STATED EXERCISE:
Which lines below hold the word "image"? Report each one.

RECORD LIST:
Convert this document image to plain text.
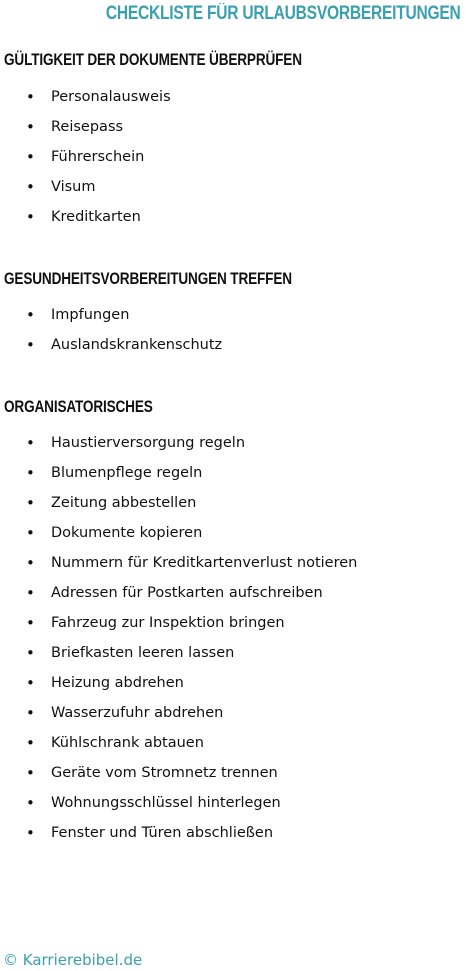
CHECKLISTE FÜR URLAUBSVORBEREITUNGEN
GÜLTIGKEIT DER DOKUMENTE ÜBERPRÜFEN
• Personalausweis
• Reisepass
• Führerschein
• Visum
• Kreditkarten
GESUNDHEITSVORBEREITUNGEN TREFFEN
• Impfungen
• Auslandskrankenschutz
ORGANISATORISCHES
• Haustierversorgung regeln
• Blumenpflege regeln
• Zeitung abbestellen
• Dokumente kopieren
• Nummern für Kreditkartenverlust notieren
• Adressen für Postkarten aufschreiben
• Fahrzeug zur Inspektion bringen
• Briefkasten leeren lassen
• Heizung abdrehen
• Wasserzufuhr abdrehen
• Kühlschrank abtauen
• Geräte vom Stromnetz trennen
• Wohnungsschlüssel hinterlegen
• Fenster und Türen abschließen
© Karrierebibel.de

==

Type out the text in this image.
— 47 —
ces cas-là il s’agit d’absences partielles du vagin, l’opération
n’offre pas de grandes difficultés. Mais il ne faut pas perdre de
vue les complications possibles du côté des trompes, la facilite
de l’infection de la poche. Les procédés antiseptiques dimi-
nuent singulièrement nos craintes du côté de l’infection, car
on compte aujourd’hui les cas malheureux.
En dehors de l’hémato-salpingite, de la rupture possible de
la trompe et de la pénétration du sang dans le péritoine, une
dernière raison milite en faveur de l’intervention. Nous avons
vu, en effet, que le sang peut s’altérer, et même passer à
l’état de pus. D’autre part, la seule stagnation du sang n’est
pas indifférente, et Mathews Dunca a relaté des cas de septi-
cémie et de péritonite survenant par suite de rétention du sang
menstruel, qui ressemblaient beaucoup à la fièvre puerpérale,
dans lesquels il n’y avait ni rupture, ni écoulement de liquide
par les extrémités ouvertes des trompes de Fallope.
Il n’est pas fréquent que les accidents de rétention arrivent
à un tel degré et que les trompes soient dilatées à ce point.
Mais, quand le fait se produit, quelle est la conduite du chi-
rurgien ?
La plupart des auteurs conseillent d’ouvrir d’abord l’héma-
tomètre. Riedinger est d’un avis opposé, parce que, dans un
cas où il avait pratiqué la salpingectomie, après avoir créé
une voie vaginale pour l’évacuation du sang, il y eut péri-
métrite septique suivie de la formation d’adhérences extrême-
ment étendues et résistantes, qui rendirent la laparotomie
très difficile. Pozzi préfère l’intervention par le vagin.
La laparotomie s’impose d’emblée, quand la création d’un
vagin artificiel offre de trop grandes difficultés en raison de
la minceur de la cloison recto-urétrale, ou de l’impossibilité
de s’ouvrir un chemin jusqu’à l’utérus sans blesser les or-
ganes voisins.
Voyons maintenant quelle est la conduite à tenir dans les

FINAL RESULT:
Convert this document image to plain text.
Type out the text in this image.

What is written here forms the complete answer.